[Required task]
Check each line for the word "ylabel" and give how many have it. Say nothing else.

#### Excerpted records ####

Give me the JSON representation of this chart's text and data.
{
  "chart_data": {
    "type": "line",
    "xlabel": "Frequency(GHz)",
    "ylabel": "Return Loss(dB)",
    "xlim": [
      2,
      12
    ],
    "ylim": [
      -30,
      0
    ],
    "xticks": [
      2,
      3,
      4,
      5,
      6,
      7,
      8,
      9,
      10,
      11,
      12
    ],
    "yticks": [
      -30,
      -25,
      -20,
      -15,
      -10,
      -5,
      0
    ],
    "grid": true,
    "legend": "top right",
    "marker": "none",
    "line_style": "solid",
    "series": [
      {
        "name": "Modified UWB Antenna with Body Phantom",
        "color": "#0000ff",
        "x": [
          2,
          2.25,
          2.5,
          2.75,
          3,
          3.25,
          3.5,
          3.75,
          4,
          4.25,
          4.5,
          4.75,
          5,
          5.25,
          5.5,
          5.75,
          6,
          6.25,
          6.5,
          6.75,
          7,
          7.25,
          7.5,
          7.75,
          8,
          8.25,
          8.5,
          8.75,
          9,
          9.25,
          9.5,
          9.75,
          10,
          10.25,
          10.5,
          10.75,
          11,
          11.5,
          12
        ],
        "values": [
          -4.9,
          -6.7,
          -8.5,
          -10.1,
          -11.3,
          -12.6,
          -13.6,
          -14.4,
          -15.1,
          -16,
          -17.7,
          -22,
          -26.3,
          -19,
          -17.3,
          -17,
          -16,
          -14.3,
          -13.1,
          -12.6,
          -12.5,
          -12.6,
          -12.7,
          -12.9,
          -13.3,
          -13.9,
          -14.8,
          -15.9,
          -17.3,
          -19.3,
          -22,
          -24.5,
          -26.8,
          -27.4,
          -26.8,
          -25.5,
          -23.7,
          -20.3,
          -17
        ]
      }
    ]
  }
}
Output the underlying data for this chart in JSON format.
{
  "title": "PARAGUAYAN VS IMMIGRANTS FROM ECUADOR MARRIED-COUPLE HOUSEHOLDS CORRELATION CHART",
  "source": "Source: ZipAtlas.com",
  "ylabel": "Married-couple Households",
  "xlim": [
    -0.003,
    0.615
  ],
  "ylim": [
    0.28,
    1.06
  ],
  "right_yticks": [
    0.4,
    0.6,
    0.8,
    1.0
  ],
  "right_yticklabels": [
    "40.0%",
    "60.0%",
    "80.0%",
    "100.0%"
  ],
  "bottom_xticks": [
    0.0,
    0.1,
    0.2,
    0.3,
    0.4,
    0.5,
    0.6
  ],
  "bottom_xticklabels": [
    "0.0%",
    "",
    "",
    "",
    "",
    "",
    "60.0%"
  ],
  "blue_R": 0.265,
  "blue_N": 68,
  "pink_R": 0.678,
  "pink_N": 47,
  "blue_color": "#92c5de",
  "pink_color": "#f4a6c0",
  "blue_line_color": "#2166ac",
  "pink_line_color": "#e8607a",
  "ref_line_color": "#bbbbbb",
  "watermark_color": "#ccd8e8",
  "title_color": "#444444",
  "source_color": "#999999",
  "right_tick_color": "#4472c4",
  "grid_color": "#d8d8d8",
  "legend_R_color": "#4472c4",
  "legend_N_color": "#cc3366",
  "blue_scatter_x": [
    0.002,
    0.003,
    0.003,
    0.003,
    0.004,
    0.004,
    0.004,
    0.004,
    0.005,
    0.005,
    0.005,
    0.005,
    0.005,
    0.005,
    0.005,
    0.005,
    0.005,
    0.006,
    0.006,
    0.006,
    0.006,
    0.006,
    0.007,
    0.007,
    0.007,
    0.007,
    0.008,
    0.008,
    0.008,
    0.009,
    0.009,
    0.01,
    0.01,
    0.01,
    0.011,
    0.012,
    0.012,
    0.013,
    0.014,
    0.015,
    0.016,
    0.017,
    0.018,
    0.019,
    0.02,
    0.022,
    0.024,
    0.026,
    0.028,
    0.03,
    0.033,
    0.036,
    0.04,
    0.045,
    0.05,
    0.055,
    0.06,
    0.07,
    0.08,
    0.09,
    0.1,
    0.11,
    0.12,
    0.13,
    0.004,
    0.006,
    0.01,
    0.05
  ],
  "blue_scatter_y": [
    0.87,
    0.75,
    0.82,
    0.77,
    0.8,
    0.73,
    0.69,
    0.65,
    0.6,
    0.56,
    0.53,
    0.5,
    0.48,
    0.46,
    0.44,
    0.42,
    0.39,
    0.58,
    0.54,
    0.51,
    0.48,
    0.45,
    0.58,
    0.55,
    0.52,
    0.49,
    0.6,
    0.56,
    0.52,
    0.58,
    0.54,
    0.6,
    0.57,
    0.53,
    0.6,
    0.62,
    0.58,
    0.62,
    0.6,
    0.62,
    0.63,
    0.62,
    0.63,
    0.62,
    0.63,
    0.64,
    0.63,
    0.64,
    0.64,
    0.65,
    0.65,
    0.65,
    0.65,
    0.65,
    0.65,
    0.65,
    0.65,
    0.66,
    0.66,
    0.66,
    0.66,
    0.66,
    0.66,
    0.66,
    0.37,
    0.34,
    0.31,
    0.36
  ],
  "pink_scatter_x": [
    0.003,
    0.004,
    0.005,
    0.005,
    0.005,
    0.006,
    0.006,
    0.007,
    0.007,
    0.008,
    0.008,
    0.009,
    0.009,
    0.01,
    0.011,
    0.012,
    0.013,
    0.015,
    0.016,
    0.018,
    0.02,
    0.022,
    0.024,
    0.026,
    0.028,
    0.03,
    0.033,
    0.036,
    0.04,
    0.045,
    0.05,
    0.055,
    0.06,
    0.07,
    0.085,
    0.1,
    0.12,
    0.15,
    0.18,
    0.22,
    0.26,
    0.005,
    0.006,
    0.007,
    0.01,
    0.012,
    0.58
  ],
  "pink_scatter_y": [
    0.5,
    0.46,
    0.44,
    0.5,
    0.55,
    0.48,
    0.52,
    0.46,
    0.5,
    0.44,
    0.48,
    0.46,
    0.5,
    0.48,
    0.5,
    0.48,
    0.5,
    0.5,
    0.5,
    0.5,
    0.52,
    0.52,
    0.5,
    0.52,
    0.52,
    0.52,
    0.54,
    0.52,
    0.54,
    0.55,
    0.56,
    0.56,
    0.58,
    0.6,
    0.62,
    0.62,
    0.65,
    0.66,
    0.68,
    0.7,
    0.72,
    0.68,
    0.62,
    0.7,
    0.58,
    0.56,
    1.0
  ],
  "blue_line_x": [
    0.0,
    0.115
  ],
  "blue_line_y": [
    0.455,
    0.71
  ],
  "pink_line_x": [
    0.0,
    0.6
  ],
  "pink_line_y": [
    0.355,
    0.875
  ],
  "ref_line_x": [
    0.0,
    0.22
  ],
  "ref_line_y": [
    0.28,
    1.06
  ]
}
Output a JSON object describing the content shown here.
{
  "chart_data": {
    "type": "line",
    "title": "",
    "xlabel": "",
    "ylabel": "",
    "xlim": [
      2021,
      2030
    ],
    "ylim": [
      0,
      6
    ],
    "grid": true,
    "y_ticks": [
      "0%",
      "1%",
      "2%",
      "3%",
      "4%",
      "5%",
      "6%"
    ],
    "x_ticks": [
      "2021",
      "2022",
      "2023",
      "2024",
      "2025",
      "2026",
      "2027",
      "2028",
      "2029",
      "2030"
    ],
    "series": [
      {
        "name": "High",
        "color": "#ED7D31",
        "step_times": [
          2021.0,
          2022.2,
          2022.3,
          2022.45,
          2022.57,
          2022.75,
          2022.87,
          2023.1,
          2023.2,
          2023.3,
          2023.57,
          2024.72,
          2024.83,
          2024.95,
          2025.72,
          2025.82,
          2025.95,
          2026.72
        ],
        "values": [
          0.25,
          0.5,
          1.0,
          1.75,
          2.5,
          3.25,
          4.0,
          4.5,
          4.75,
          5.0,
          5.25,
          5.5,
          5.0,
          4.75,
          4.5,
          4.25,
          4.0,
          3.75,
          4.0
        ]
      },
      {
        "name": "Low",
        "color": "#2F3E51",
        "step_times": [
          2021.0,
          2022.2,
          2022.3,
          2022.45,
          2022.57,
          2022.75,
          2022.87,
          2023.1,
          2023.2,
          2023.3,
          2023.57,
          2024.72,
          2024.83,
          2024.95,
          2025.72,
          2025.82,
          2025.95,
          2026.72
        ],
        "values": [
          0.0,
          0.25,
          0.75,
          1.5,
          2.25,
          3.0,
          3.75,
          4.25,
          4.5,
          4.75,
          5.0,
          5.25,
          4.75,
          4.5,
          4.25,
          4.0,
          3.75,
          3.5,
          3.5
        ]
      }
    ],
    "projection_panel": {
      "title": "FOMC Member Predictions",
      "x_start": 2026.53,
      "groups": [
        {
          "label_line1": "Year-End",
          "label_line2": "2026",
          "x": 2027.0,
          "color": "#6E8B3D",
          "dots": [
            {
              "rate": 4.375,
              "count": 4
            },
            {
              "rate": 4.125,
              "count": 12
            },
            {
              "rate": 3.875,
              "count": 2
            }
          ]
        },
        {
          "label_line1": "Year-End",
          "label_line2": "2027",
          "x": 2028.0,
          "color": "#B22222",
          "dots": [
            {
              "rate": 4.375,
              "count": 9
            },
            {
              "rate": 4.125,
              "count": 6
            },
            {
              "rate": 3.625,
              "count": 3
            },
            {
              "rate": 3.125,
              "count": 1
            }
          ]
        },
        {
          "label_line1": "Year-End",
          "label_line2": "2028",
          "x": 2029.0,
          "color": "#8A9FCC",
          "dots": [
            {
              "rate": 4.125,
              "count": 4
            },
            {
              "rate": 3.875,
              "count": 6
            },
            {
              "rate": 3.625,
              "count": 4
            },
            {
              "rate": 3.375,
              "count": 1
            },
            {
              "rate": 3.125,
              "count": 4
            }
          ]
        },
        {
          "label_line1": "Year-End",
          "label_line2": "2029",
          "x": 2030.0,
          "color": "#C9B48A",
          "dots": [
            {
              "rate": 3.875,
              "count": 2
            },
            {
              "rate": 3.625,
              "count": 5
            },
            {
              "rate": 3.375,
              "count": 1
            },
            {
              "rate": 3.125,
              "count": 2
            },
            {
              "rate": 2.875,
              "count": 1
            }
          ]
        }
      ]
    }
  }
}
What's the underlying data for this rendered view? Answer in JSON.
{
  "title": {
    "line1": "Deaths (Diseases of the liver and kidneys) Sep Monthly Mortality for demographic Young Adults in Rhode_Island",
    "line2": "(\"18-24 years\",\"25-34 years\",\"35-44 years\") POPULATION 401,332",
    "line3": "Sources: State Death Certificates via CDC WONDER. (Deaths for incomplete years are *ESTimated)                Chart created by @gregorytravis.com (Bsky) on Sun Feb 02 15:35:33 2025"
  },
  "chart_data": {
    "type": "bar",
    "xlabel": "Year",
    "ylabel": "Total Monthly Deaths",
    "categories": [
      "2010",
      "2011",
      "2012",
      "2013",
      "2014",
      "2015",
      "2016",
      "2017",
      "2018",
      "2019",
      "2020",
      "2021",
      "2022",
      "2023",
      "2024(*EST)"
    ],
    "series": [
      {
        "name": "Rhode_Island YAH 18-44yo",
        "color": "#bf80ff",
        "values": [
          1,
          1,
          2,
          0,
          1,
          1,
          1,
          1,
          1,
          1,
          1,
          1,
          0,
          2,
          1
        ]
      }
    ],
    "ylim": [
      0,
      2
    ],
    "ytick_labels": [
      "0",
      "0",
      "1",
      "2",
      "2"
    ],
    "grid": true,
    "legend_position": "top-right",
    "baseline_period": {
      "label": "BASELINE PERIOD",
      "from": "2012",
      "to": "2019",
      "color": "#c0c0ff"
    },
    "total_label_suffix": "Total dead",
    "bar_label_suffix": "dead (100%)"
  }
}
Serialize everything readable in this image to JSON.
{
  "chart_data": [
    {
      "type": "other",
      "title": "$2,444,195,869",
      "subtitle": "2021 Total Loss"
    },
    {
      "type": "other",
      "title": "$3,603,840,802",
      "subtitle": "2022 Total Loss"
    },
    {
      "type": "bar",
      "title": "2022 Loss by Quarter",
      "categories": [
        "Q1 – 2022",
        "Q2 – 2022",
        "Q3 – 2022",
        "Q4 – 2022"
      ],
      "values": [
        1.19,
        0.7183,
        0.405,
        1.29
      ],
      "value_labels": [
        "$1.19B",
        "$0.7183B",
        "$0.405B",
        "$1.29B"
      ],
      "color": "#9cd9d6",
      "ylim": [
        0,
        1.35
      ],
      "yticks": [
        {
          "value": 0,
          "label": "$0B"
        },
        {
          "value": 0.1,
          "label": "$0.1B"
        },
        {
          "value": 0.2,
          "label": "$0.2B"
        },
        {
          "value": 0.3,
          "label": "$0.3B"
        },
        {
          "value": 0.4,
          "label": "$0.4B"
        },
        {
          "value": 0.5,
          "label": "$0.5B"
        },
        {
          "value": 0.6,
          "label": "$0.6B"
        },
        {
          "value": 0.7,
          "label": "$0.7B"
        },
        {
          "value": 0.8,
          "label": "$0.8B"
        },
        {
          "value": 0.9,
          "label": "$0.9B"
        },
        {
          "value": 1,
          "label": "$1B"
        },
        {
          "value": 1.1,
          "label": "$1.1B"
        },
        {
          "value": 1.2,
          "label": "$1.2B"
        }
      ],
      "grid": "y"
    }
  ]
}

####

[Reply to the task]
4